(Layout annotation data)
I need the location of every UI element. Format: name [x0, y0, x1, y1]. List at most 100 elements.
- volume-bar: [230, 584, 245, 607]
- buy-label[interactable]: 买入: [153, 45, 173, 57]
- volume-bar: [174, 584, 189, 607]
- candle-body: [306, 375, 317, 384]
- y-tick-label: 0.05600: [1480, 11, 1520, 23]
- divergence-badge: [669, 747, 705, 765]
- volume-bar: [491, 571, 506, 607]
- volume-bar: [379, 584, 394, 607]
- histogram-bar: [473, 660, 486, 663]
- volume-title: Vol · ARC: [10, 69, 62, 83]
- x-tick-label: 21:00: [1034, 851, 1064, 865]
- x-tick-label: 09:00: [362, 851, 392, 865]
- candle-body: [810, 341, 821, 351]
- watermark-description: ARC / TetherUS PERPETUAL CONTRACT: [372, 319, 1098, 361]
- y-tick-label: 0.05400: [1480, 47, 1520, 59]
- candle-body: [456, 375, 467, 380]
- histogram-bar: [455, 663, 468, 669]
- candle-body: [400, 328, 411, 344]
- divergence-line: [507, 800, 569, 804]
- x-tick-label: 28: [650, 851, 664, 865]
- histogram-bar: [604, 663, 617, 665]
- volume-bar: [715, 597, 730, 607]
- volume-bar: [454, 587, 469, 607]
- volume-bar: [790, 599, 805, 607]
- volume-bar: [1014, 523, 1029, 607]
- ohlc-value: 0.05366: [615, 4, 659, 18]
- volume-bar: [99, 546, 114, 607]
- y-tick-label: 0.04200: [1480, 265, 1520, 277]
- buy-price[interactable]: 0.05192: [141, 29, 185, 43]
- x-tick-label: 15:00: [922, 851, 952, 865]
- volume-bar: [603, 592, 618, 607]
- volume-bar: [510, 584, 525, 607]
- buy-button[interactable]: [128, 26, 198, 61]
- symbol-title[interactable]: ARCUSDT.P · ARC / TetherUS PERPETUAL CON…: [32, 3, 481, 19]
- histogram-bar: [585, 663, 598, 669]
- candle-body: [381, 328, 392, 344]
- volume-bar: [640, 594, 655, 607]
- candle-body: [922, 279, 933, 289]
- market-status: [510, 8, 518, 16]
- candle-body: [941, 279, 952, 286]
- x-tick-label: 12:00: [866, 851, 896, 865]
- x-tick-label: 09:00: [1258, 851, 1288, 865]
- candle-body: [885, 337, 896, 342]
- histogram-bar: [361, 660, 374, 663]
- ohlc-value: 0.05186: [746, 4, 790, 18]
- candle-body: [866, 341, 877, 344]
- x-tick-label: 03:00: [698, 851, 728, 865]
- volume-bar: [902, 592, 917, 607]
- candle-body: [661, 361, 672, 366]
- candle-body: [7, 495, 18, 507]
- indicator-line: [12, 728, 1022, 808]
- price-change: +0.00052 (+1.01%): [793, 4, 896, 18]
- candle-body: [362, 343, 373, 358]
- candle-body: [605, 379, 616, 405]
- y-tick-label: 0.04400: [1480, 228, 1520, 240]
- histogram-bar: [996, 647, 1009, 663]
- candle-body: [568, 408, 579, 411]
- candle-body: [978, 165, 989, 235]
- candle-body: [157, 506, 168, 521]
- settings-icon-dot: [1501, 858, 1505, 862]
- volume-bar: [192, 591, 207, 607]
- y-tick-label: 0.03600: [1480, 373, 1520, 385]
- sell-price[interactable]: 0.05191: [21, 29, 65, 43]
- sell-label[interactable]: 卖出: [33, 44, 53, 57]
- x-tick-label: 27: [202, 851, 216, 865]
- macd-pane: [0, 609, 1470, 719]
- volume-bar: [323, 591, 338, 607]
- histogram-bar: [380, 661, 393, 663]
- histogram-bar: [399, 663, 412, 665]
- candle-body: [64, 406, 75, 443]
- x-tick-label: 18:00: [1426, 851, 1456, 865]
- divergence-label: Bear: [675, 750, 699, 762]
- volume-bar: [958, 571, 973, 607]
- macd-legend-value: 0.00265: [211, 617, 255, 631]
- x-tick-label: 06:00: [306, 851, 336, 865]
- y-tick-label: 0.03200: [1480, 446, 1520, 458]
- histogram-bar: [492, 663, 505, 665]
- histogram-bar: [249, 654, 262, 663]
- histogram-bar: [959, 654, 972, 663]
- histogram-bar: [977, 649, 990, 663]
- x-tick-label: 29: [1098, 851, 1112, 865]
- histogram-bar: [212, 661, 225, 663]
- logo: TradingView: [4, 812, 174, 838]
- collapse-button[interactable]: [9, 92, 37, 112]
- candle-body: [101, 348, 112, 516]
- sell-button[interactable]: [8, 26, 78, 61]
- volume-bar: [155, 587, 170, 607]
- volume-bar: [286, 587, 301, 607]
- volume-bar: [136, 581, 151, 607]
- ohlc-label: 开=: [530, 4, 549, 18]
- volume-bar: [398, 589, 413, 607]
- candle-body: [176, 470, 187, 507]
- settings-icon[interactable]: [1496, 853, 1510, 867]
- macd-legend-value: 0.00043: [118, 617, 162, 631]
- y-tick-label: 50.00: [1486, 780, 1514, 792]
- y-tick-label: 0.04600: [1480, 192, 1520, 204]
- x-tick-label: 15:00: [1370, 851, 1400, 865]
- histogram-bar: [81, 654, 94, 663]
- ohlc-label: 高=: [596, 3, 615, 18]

◆ Exercise prompt
How many lines in the listing above contain the string "settings", with case counting? Reply with the number only.

◆ Reply
2